Collected data entries
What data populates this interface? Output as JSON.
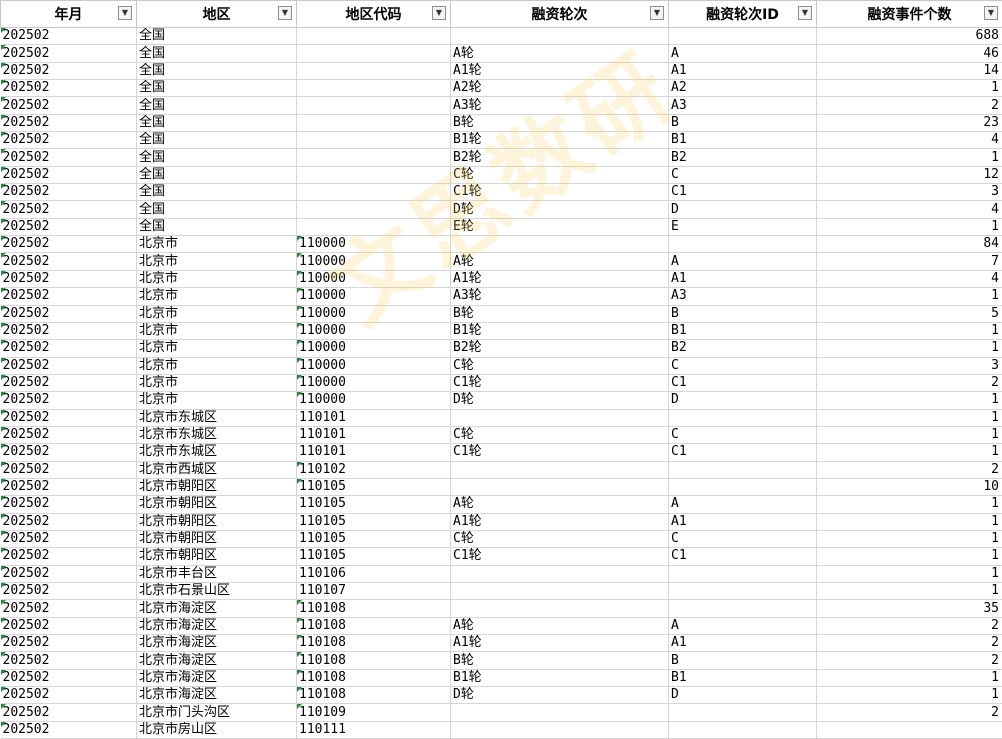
{
  "headers": [
    "年月",
    "地区",
    "地区代码",
    "融资轮次",
    "融资轮次ID",
    "融资事件个数"
  ],
  "filter_icons": [
    "filter-dropdown-icon",
    "filter-dropdown-icon",
    "filter-dropdown-icon",
    "filter-dropdown-icon",
    "filter-dropdown-icon",
    "filter-active-icon"
  ],
  "filter_glyph": "▼",
  "watermark": "文思数研",
  "colors": {
    "marker": "#1e8e3e",
    "watermark": "#f5cd5a"
  },
  "rows": [
    [
      "202502",
      "全国",
      "",
      "",
      "",
      "688"
    ],
    [
      "202502",
      "全国",
      "",
      "A轮",
      "A",
      "46"
    ],
    [
      "202502",
      "全国",
      "",
      "A1轮",
      "A1",
      "14"
    ],
    [
      "202502",
      "全国",
      "",
      "A2轮",
      "A2",
      "1"
    ],
    [
      "202502",
      "全国",
      "",
      "A3轮",
      "A3",
      "2"
    ],
    [
      "202502",
      "全国",
      "",
      "B轮",
      "B",
      "23"
    ],
    [
      "202502",
      "全国",
      "",
      "B1轮",
      "B1",
      "4"
    ],
    [
      "202502",
      "全国",
      "",
      "B2轮",
      "B2",
      "1"
    ],
    [
      "202502",
      "全国",
      "",
      "C轮",
      "C",
      "12"
    ],
    [
      "202502",
      "全国",
      "",
      "C1轮",
      "C1",
      "3"
    ],
    [
      "202502",
      "全国",
      "",
      "D轮",
      "D",
      "4"
    ],
    [
      "202502",
      "全国",
      "",
      "E轮",
      "E",
      "1"
    ],
    [
      "202502",
      "北京市",
      "110000",
      "",
      "",
      "84"
    ],
    [
      "202502",
      "北京市",
      "110000",
      "A轮",
      "A",
      "7"
    ],
    [
      "202502",
      "北京市",
      "110000",
      "A1轮",
      "A1",
      "4"
    ],
    [
      "202502",
      "北京市",
      "110000",
      "A3轮",
      "A3",
      "1"
    ],
    [
      "202502",
      "北京市",
      "110000",
      "B轮",
      "B",
      "5"
    ],
    [
      "202502",
      "北京市",
      "110000",
      "B1轮",
      "B1",
      "1"
    ],
    [
      "202502",
      "北京市",
      "110000",
      "B2轮",
      "B2",
      "1"
    ],
    [
      "202502",
      "北京市",
      "110000",
      "C轮",
      "C",
      "3"
    ],
    [
      "202502",
      "北京市",
      "110000",
      "C1轮",
      "C1",
      "2"
    ],
    [
      "202502",
      "北京市",
      "110000",
      "D轮",
      "D",
      "1"
    ],
    [
      "202502",
      "北京市东城区",
      "110101",
      "",
      "",
      "1"
    ],
    [
      "202502",
      "北京市东城区",
      "110101",
      "C轮",
      "C",
      "1"
    ],
    [
      "202502",
      "北京市东城区",
      "110101",
      "C1轮",
      "C1",
      "1"
    ],
    [
      "202502",
      "北京市西城区",
      "110102",
      "",
      "",
      "2"
    ],
    [
      "202502",
      "北京市朝阳区",
      "110105",
      "",
      "",
      "10"
    ],
    [
      "202502",
      "北京市朝阳区",
      "110105",
      "A轮",
      "A",
      "1"
    ],
    [
      "202502",
      "北京市朝阳区",
      "110105",
      "A1轮",
      "A1",
      "1"
    ],
    [
      "202502",
      "北京市朝阳区",
      "110105",
      "C轮",
      "C",
      "1"
    ],
    [
      "202502",
      "北京市朝阳区",
      "110105",
      "C1轮",
      "C1",
      "1"
    ],
    [
      "202502",
      "北京市丰台区",
      "110106",
      "",
      "",
      "1"
    ],
    [
      "202502",
      "北京市石景山区",
      "110107",
      "",
      "",
      "1"
    ],
    [
      "202502",
      "北京市海淀区",
      "110108",
      "",
      "",
      "35"
    ],
    [
      "202502",
      "北京市海淀区",
      "110108",
      "A轮",
      "A",
      "2"
    ],
    [
      "202502",
      "北京市海淀区",
      "110108",
      "A1轮",
      "A1",
      "2"
    ],
    [
      "202502",
      "北京市海淀区",
      "110108",
      "B轮",
      "B",
      "2"
    ],
    [
      "202502",
      "北京市海淀区",
      "110108",
      "B1轮",
      "B1",
      "1"
    ],
    [
      "202502",
      "北京市海淀区",
      "110108",
      "D轮",
      "D",
      "1"
    ],
    [
      "202502",
      "北京市门头沟区",
      "110109",
      "",
      "",
      "2"
    ],
    [
      "202502",
      "北京市房山区",
      "110111",
      "",
      "",
      ""
    ]
  ],
  "code_markers": [
    true,
    true,
    true,
    true,
    true,
    true,
    true,
    true,
    true,
    true,
    true,
    true,
    true,
    true,
    true,
    true,
    true,
    true,
    true,
    true,
    true,
    true,
    false,
    false,
    false,
    true,
    true,
    false,
    false,
    false,
    false,
    false,
    false,
    true,
    true,
    true,
    true,
    true,
    true,
    true,
    false
  ]
}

## Your task
Repeat each line of the records above exactly, but do not copy the pictures.

## The result
What data populates this interface? Output as JSON.
{
  "headers": [
    "年月",
    "地区",
    "地区代码",
    "融资轮次",
    "融资轮次ID",
    "融资事件个数"
  ],
  "filter_icons": [
    "filter-dropdown-icon",
    "filter-dropdown-icon",
    "filter-dropdown-icon",
    "filter-dropdown-icon",
    "filter-dropdown-icon",
    "filter-active-icon"
  ],
  "filter_glyph": "▼",
  "watermark": "文思数研",
  "colors": {
    "marker": "#1e8e3e",
    "watermark": "#f5cd5a"
  },
  "rows": [
    [
      "202502",
      "全国",
      "",
      "",
      "",
      "688"
    ],
    [
      "202502",
      "全国",
      "",
      "A轮",
      "A",
      "46"
    ],
    [
      "202502",
      "全国",
      "",
      "A1轮",
      "A1",
      "14"
    ],
    [
      "202502",
      "全国",
      "",
      "A2轮",
      "A2",
      "1"
    ],
    [
      "202502",
      "全国",
      "",
      "A3轮",
      "A3",
      "2"
    ],
    [
      "202502",
      "全国",
      "",
      "B轮",
      "B",
      "23"
    ],
    [
      "202502",
      "全国",
      "",
      "B1轮",
      "B1",
      "4"
    ],
    [
      "202502",
      "全国",
      "",
      "B2轮",
      "B2",
      "1"
    ],
    [
      "202502",
      "全国",
      "",
      "C轮",
      "C",
      "12"
    ],
    [
      "202502",
      "全国",
      "",
      "C1轮",
      "C1",
      "3"
    ],
    [
      "202502",
      "全国",
      "",
      "D轮",
      "D",
      "4"
    ],
    [
      "202502",
      "全国",
      "",
      "E轮",
      "E",
      "1"
    ],
    [
      "202502",
      "北京市",
      "110000",
      "",
      "",
      "84"
    ],
    [
      "202502",
      "北京市",
      "110000",
      "A轮",
      "A",
      "7"
    ],
    [
      "202502",
      "北京市",
      "110000",
      "A1轮",
      "A1",
      "4"
    ],
    [
      "202502",
      "北京市",
      "110000",
      "A3轮",
      "A3",
      "1"
    ],
    [
      "202502",
      "北京市",
      "110000",
      "B轮",
      "B",
      "5"
    ],
    [
      "202502",
      "北京市",
      "110000",
      "B1轮",
      "B1",
      "1"
    ],
    [
      "202502",
      "北京市",
      "110000",
      "B2轮",
      "B2",
      "1"
    ],
    [
      "202502",
      "北京市",
      "110000",
      "C轮",
      "C",
      "3"
    ],
    [
      "202502",
      "北京市",
      "110000",
      "C1轮",
      "C1",
      "2"
    ],
    [
      "202502",
      "北京市",
      "110000",
      "D轮",
      "D",
      "1"
    ],
    [
      "202502",
      "北京市东城区",
      "110101",
      "",
      "",
      "1"
    ],
    [
      "202502",
      "北京市东城区",
      "110101",
      "C轮",
      "C",
      "1"
    ],
    [
      "202502",
      "北京市东城区",
      "110101",
      "C1轮",
      "C1",
      "1"
    ],
    [
      "202502",
      "北京市西城区",
      "110102",
      "",
      "",
      "2"
    ],
    [
      "202502",
      "北京市朝阳区",
      "110105",
      "",
      "",
      "10"
    ],
    [
      "202502",
      "北京市朝阳区",
      "110105",
      "A轮",
      "A",
      "1"
    ],
    [
      "202502",
      "北京市朝阳区",
      "110105",
      "A1轮",
      "A1",
      "1"
    ],
    [
      "202502",
      "北京市朝阳区",
      "110105",
      "C轮",
      "C",
      "1"
    ],
    [
      "202502",
      "北京市朝阳区",
      "110105",
      "C1轮",
      "C1",
      "1"
    ],
    [
      "202502",
      "北京市丰台区",
      "110106",
      "",
      "",
      "1"
    ],
    [
      "202502",
      "北京市石景山区",
      "110107",
      "",
      "",
      "1"
    ],
    [
      "202502",
      "北京市海淀区",
      "110108",
      "",
      "",
      "35"
    ],
    [
      "202502",
      "北京市海淀区",
      "110108",
      "A轮",
      "A",
      "2"
    ],
    [
      "202502",
      "北京市海淀区",
      "110108",
      "A1轮",
      "A1",
      "2"
    ],
    [
      "202502",
      "北京市海淀区",
      "110108",
      "B轮",
      "B",
      "2"
    ],
    [
      "202502",
      "北京市海淀区",
      "110108",
      "B1轮",
      "B1",
      "1"
    ],
    [
      "202502",
      "北京市海淀区",
      "110108",
      "D轮",
      "D",
      "1"
    ],
    [
      "202502",
      "北京市门头沟区",
      "110109",
      "",
      "",
      "2"
    ],
    [
      "202502",
      "北京市房山区",
      "110111",
      "",
      "",
      ""
    ]
  ],
  "code_markers": [
    true,
    true,
    true,
    true,
    true,
    true,
    true,
    true,
    true,
    true,
    true,
    true,
    true,
    true,
    true,
    true,
    true,
    true,
    true,
    true,
    true,
    true,
    false,
    false,
    false,
    true,
    true,
    false,
    false,
    false,
    false,
    false,
    false,
    true,
    true,
    true,
    true,
    true,
    true,
    true,
    false
  ]
}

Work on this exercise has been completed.